Source data:

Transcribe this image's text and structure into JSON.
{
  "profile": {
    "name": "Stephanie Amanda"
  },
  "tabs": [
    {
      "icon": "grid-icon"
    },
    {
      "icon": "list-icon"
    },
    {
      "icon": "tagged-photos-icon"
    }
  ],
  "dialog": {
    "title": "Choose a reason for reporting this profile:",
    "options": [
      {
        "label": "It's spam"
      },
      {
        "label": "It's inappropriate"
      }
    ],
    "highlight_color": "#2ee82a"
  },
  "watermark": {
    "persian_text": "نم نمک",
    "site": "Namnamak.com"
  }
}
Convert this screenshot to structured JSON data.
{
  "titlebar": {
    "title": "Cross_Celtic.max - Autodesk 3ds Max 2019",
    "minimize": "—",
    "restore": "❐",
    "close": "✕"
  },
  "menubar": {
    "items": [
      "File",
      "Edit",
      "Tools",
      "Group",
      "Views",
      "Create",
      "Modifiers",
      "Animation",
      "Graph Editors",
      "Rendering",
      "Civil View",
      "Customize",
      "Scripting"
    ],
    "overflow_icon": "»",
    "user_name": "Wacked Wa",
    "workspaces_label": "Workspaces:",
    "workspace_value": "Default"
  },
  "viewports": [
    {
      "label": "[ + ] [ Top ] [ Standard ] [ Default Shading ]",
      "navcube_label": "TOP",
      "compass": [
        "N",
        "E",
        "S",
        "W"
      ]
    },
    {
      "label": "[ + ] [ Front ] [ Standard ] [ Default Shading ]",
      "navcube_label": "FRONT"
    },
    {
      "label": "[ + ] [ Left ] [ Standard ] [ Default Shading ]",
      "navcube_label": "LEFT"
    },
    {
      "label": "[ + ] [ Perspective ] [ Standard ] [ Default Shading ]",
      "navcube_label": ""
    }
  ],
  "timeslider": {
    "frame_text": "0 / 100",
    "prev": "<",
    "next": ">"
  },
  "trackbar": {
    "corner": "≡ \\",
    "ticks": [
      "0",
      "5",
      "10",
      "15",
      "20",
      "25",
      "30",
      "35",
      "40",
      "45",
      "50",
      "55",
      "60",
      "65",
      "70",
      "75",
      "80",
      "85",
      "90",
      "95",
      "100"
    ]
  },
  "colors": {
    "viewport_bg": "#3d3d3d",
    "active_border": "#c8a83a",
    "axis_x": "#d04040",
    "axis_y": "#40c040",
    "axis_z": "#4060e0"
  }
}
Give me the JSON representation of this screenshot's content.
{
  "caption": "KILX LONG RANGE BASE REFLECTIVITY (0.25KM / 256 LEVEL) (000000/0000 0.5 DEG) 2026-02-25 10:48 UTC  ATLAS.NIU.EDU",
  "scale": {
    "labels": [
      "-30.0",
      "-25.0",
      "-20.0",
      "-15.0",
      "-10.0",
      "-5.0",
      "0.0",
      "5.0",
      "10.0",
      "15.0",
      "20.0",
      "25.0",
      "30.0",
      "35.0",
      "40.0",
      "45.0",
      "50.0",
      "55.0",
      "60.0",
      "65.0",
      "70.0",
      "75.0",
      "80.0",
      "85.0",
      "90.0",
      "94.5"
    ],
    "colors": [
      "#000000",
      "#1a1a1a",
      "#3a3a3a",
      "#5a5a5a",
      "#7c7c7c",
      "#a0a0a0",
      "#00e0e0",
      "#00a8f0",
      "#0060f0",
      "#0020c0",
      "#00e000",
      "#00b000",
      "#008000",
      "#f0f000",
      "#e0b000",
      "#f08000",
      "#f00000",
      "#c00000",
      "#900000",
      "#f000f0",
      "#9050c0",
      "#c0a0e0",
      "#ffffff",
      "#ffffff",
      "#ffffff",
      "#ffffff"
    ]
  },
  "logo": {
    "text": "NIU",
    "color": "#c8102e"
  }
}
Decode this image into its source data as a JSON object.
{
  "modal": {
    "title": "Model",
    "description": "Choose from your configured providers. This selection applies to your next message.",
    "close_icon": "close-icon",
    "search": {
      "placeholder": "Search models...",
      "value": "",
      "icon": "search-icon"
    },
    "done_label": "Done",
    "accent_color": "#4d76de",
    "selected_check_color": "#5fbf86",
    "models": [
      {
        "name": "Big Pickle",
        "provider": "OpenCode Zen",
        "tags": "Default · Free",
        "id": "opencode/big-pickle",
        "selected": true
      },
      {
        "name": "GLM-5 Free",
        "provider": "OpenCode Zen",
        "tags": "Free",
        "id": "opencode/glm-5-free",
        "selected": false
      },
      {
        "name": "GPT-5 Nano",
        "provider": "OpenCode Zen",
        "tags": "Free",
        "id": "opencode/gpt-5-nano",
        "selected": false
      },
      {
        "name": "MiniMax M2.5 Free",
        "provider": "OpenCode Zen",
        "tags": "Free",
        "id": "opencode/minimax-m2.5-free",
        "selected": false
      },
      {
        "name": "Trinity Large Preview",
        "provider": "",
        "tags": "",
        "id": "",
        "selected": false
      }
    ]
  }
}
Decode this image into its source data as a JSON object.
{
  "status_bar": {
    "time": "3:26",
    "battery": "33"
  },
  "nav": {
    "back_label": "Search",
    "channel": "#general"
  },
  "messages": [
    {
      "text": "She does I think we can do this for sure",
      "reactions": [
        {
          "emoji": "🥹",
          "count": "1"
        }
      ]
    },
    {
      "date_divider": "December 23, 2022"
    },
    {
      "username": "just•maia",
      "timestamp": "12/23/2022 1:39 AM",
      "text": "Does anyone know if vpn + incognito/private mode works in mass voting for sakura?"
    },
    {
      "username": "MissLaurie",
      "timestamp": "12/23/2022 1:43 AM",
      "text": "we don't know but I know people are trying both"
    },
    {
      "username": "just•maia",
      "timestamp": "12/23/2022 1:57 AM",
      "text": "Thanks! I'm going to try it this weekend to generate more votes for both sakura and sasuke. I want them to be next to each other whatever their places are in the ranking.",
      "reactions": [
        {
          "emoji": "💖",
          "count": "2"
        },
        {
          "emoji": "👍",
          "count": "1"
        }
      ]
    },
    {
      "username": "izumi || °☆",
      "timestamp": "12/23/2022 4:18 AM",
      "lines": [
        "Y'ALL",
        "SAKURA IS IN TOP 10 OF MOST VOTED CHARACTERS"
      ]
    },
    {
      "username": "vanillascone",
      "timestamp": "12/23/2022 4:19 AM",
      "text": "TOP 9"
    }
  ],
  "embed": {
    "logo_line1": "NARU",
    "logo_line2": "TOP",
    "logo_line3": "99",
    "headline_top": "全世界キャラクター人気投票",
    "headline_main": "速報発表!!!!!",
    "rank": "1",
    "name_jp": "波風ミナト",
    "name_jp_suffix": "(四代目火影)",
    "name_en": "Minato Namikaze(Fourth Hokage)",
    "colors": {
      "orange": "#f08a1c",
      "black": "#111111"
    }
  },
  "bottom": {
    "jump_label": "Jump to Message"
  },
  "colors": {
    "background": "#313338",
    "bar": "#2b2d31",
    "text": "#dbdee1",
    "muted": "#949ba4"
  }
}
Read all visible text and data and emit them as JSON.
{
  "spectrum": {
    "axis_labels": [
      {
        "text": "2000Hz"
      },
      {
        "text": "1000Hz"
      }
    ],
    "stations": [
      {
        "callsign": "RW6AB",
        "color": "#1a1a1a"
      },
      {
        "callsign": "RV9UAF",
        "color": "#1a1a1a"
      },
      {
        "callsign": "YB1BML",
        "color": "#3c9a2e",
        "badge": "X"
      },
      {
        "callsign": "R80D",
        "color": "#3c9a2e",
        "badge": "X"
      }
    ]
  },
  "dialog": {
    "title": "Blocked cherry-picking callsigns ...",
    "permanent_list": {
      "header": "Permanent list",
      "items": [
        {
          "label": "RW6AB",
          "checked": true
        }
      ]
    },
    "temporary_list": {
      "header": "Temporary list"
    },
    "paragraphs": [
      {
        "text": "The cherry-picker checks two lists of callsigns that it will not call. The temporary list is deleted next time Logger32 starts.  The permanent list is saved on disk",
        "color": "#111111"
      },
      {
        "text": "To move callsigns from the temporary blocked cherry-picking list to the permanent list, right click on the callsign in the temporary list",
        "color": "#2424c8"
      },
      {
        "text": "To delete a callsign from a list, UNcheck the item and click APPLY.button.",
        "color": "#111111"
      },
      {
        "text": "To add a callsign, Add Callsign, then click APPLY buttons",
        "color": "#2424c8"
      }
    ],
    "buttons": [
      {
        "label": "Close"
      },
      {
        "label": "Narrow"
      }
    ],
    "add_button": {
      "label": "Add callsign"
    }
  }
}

PROBLEM STATEMENT: Return each line where "buttons" shows up.

EXPECTED OUTPUT:
        "text": "To add a callsign, Add Callsign, then click APPLY buttons",
    "buttons": [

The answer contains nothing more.